● **Goal of the exercise**
Wherever a line below holds the word "Nominal", copy that line.

[Extracted data entries]
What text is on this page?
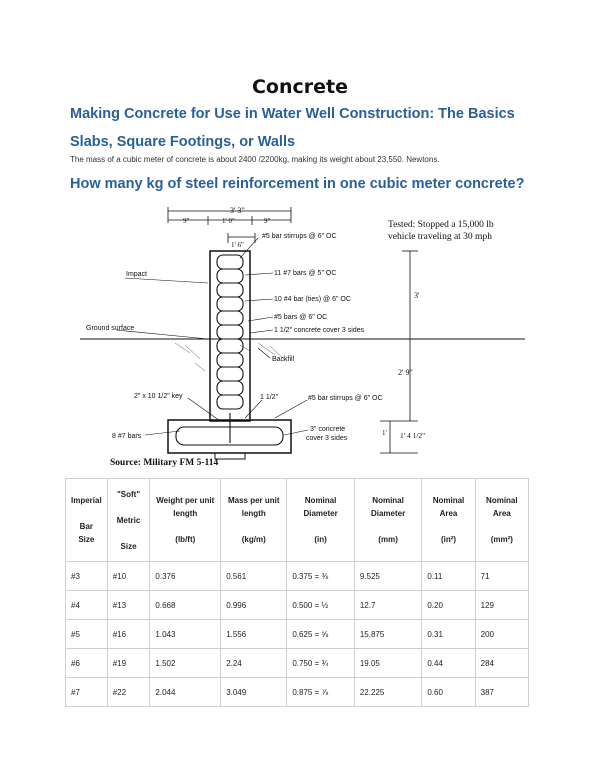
Concrete
Making Concrete for Use in Water Well Construction: The Basics
Slabs, Square Footings, or Walls
The mass of a cubic meter of concrete is about 2400 /2200kg, making its weight about 23,550. Newtons.
How many kg of steel reinforcement in one cubic meter concrete?
3' 3"
9"	1' 0"	9"
1' 6"
Tested: Stopped a 15,000 lb
vehicle traveling at 30 mph
3'
2' 9"
1' 1' 4 1/2"
#5 bar stirrups @ 6" OC
Impact	11 #7 bars @ 5" OC
10 #4 bar (ties) @ 6" OC
#5 bars @ 6" OC
1 1/2" concrete cover 3 sides
Ground surface
Backfill
2" x 10 1/2" key	1 1/2"	#5 bar stirrups @ 6" OC
8 #7 bars
3" concrete
cover 3 sides
Source: Military FM 5-114
Imperial

Bar
Size	"Soft"

Metric

Size	Weight per unit
length

(lb/ft)	Mass per unit
length

(kg/m)	Nominal
Diameter

(in)	Nominal
Diameter

(mm)	Nominal
Area

(in²)	Nominal
Area

(mm²)

#3	#10	0.376	0.561	0.375 = ⅜	9.525	0.11	71
#4	#13	0.668	0.996	0.500 = ½	12.7	0.20	129
#5	#16	1.043	1.556	0.625 = ⅝	15.875	0.31	200
#6	#19	1.502	2.24	0.750 = ¾	19.05	0.44	284
#7	#22	2.044	3.049	0.875 = ⅞	22.225	0.60	387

● **Complete answer**
(kg/m)	Nominal
(in)	Nominal
(mm)	Nominal
(in²)	Nominal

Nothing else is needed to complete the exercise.